▶ [Data provided]:
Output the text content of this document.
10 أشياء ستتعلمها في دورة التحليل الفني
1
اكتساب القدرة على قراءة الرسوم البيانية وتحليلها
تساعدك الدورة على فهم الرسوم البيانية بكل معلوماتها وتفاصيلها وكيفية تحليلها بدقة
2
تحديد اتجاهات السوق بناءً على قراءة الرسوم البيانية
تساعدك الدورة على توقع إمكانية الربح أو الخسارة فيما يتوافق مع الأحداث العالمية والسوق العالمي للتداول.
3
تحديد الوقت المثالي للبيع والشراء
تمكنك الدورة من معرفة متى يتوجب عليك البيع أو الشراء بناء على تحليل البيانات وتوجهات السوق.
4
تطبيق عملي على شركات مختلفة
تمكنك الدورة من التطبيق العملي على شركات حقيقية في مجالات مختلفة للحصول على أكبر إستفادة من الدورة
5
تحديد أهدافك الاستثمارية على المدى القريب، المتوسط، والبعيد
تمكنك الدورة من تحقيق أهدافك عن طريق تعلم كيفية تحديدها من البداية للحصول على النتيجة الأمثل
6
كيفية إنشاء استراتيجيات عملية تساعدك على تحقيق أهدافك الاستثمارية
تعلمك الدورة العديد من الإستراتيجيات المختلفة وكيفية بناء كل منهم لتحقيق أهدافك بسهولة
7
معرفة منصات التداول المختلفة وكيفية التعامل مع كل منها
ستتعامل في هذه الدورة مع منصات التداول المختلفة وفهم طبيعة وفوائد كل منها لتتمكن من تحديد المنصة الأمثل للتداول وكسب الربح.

▶ [What you have to do]: Copy every line from the entries that contains the word "المختلفة".

▶ [Exercise result]:
تعلمك الدورة العديد من الإستراتيجيات المختلفة وكيفية بناء كل منهم لتحقيق أهدافك بسهولة
معرفة منصات التداول المختلفة وكيفية التعامل مع كل منها
ستتعامل في هذه الدورة مع منصات التداول المختلفة وفهم طبيعة وفوائد كل منها لتتمكن من تحديد المنصة الأمثل للتداول وكسب الربح.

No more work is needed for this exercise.